▶ [WHAT THIS TASK INVOLVES]: Some lines in the records below may hold the word "placeholder"; give the number of those lines and nothing else.
--- Start of INPUT ---
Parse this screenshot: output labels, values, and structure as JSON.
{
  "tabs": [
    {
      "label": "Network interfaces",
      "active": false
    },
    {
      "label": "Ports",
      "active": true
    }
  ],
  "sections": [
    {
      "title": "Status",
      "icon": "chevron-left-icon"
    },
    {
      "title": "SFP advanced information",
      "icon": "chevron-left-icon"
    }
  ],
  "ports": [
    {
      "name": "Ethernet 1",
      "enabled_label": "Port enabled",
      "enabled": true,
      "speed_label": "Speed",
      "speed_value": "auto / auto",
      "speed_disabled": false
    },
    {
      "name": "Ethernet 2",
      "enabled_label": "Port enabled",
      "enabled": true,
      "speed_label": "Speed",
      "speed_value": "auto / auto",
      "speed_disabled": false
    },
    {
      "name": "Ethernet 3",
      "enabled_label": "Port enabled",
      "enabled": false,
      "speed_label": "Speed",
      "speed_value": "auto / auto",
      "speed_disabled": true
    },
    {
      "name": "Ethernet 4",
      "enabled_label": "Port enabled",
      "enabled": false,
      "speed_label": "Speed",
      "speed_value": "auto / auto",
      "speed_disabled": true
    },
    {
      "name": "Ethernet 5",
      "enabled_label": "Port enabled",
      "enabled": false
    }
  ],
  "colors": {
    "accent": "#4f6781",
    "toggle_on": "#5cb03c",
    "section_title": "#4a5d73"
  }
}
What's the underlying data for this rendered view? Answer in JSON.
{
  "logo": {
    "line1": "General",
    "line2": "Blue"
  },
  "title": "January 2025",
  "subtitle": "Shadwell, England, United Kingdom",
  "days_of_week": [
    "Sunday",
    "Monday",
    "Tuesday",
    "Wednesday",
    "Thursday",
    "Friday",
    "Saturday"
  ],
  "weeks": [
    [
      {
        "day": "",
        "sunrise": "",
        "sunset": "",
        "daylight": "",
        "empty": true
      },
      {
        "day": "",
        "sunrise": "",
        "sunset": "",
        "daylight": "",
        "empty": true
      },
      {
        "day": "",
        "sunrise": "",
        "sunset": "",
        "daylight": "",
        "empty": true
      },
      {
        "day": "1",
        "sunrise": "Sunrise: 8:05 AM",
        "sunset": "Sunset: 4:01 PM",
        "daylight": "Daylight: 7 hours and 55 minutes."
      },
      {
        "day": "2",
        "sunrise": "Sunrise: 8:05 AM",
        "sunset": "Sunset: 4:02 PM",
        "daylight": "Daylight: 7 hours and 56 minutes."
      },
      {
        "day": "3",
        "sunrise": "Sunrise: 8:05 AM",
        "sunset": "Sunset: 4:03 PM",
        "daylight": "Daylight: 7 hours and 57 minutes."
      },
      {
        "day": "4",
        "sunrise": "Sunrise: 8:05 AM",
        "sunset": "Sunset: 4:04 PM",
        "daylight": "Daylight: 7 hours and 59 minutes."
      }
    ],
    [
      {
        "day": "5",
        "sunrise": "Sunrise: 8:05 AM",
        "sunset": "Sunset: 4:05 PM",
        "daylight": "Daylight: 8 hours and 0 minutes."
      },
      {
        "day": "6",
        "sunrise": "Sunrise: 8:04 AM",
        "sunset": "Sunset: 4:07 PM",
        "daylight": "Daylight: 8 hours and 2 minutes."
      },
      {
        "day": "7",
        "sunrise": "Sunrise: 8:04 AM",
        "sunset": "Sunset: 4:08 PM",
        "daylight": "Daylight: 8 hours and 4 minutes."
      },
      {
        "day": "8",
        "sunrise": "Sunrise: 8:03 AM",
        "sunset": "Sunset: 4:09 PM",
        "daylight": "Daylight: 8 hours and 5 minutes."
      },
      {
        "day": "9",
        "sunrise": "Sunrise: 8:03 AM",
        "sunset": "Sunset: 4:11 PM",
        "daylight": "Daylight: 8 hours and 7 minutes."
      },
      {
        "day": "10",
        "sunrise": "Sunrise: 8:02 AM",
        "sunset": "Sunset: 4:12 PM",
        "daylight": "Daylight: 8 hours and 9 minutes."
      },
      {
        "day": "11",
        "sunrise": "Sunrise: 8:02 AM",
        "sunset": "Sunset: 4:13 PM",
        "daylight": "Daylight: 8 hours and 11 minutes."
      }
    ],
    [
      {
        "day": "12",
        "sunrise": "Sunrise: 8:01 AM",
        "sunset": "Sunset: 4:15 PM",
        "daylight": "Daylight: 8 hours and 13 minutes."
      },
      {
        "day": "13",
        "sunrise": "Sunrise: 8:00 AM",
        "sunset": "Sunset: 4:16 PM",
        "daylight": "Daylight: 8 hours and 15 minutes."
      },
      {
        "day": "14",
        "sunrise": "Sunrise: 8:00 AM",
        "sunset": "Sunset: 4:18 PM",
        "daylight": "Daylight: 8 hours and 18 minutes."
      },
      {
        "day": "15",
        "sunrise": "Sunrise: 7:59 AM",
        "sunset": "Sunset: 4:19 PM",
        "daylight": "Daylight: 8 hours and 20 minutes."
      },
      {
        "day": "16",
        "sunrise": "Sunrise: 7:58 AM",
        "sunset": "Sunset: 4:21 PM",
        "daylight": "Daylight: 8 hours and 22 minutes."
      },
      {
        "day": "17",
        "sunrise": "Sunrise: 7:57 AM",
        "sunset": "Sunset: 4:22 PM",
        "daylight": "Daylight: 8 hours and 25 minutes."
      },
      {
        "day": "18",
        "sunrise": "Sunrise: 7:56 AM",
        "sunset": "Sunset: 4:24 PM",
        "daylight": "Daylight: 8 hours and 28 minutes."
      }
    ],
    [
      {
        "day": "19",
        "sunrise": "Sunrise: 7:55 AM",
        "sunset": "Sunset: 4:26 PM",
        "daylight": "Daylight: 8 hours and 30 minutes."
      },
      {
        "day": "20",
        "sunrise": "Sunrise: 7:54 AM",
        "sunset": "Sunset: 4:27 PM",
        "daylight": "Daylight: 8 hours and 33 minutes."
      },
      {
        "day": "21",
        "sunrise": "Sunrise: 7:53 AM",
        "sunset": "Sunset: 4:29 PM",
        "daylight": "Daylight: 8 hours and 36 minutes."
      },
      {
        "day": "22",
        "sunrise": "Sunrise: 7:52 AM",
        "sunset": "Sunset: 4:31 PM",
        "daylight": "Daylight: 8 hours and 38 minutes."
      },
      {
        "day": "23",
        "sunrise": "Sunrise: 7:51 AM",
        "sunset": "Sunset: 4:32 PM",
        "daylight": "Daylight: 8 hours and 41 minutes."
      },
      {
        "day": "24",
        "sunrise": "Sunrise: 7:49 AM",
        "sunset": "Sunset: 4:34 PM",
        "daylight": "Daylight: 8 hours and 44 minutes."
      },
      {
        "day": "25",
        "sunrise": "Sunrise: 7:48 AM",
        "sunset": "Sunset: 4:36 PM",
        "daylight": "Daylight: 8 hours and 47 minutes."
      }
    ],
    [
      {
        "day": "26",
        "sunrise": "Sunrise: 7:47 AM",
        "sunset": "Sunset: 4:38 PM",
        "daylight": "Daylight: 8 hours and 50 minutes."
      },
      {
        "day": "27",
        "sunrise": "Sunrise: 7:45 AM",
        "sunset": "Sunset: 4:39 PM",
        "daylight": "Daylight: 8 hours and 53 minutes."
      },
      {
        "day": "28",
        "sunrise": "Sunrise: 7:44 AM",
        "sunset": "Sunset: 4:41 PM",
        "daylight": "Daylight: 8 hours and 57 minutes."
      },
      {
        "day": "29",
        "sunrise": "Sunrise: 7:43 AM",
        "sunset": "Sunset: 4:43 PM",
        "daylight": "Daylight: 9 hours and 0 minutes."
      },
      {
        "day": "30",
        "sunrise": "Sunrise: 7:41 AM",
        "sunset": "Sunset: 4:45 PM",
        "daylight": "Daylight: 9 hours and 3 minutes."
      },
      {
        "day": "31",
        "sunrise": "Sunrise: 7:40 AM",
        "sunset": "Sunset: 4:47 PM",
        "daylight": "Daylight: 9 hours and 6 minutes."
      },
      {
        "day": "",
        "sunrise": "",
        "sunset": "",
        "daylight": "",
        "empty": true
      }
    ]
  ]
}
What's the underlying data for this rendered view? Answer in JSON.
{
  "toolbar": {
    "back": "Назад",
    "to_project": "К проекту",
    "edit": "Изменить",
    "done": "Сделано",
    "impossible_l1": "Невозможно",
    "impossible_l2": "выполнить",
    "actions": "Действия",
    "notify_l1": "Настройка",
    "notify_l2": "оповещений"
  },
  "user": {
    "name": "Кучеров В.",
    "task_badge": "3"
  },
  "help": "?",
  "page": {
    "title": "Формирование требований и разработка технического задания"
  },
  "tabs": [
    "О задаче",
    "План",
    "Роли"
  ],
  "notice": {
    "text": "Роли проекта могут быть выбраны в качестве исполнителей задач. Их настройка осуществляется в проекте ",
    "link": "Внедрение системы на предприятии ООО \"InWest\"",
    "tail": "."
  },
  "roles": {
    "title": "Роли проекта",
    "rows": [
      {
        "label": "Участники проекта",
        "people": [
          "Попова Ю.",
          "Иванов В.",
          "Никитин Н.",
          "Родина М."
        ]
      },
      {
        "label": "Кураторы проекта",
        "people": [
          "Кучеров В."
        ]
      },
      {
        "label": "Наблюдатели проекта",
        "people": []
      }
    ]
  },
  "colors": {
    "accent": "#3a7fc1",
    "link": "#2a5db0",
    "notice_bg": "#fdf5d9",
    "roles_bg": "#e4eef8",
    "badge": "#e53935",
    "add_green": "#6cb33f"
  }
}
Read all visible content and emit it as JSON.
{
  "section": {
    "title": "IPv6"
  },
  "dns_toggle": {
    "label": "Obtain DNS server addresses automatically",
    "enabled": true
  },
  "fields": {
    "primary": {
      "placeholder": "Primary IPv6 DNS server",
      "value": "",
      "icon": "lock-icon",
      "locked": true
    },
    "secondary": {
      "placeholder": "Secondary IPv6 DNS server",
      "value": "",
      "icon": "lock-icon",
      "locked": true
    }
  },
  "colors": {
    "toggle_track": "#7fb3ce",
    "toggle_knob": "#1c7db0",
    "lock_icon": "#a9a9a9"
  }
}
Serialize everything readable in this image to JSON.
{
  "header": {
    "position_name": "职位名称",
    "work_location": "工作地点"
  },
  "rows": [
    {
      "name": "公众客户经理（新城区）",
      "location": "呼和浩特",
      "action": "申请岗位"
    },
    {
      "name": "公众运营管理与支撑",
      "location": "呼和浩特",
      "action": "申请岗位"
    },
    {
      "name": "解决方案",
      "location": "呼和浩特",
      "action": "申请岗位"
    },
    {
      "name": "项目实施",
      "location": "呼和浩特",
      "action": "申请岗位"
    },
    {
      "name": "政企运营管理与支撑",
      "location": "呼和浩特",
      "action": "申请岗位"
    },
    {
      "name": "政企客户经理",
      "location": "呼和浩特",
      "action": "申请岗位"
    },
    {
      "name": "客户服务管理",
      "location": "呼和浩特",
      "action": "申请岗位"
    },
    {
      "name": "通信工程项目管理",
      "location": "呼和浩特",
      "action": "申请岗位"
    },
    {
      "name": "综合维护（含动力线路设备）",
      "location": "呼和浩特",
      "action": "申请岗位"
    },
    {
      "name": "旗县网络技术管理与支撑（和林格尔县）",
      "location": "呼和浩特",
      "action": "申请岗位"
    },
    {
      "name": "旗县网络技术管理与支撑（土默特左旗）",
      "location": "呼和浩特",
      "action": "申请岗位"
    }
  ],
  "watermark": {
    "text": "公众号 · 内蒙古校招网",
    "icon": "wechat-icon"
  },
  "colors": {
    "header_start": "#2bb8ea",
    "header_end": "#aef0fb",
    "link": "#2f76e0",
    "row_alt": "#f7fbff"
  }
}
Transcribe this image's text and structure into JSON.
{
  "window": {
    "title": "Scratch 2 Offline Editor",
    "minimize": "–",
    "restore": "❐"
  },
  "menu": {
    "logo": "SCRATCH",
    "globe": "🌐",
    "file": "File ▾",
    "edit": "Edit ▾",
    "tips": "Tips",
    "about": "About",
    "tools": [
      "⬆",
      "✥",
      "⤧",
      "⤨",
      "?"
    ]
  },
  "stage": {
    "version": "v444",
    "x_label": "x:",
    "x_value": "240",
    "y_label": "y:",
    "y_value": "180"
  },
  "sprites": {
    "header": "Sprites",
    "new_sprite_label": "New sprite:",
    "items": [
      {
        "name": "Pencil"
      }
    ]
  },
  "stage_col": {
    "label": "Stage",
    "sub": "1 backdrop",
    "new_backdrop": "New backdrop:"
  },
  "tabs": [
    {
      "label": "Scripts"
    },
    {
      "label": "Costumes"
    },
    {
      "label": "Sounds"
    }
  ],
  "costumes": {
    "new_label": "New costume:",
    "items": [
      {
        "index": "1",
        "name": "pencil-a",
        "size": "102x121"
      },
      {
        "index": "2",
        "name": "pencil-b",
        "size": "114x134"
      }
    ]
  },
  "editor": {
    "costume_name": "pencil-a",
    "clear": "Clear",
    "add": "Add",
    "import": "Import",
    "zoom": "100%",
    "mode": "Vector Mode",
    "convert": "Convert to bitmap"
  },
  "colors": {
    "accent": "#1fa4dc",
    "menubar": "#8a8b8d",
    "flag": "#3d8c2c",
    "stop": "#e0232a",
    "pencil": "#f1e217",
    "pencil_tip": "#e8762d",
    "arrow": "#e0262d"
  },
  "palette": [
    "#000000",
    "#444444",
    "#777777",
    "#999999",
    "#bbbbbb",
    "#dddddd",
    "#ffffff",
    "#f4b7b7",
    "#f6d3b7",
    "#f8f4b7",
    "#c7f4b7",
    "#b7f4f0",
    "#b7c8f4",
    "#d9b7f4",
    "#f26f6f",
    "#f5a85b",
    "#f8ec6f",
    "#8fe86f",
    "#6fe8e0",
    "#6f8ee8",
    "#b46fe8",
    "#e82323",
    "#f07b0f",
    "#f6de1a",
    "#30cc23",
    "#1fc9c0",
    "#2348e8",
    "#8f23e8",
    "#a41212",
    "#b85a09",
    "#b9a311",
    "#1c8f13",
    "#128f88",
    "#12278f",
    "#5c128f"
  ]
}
--- End of INPUT ---
▶ [ANSWER]: 2